Extracted data entries:
*****
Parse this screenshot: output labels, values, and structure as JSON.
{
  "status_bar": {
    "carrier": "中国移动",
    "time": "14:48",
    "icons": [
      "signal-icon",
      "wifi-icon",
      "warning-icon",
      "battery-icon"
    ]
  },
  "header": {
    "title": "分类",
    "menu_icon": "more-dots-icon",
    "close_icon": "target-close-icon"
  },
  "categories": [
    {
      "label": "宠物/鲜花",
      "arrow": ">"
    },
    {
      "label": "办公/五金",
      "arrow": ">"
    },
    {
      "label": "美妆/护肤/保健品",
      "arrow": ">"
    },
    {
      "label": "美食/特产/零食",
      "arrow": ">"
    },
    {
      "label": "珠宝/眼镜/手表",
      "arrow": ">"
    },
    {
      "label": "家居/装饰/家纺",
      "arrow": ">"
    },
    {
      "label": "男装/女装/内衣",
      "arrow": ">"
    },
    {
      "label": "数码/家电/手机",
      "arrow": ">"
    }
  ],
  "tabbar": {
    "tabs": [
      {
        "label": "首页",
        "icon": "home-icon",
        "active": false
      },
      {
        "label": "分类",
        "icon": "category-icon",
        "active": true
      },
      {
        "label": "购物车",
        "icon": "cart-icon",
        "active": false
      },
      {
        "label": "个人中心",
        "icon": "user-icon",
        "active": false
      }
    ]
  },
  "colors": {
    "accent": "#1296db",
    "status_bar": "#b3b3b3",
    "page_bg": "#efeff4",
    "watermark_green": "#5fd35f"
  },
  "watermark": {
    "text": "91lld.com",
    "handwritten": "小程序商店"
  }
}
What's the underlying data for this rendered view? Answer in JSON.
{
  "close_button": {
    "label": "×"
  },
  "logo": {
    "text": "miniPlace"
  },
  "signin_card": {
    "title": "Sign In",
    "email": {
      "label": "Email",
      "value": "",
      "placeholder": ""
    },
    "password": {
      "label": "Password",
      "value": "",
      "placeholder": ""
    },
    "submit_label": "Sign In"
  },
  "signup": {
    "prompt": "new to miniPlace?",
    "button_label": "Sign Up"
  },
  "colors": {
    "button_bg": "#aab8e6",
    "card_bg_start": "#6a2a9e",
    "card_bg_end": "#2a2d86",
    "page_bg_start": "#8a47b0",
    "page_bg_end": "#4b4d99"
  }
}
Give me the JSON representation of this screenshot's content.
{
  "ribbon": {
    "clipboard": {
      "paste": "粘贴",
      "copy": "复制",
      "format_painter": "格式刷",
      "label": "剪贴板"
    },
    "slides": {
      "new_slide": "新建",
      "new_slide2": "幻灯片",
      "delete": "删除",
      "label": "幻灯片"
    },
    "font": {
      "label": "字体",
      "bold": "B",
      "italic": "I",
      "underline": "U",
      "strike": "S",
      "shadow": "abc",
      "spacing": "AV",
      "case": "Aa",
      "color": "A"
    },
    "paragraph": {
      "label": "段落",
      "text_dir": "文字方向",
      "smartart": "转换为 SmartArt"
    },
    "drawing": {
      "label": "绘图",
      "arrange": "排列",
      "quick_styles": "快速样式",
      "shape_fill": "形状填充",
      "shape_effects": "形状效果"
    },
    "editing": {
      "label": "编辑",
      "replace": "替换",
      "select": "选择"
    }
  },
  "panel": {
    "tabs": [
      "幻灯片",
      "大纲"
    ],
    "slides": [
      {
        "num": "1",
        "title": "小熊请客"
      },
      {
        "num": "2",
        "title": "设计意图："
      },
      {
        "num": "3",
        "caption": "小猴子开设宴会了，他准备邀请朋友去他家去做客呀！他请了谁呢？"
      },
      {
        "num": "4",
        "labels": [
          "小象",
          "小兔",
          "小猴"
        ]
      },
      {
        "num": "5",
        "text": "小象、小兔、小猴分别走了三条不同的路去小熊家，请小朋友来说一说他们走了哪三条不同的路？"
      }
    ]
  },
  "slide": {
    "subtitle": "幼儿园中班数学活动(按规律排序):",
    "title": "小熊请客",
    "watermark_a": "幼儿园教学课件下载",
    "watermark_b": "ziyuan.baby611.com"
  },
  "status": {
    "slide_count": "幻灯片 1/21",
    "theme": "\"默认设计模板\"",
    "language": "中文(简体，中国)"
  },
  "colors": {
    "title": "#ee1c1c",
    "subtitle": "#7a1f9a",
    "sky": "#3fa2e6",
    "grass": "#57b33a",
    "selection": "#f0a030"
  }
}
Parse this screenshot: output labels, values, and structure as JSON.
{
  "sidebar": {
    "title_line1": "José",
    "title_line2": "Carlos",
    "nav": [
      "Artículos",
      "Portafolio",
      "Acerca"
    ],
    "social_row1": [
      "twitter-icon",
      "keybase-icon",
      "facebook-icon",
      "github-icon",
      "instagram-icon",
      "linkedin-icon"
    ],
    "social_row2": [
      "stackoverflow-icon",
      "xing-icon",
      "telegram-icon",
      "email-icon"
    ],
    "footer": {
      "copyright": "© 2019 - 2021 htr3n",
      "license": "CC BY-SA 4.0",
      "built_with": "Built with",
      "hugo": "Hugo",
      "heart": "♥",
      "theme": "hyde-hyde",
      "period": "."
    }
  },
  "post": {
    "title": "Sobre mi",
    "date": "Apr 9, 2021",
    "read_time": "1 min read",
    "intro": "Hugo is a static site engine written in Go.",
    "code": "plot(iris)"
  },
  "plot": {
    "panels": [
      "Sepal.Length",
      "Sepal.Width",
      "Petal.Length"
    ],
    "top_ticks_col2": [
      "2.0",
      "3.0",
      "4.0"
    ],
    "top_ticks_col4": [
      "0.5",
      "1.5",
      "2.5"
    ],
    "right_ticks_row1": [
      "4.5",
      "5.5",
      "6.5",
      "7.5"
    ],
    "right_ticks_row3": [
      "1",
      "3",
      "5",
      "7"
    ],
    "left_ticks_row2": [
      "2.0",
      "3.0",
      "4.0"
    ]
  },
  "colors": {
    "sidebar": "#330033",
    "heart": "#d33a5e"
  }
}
*****
__To be done__. Return every line in the listing that contains the word "JSON".

__Finished task__.
Parse this screenshot: output labels, values, and structure as JSON.
What's the underlying data for this rendered view? Answer in JSON.
Give me the JSON representation of this screenshot's content.
Parse this screenshot: output labels, values, and structure as JSON.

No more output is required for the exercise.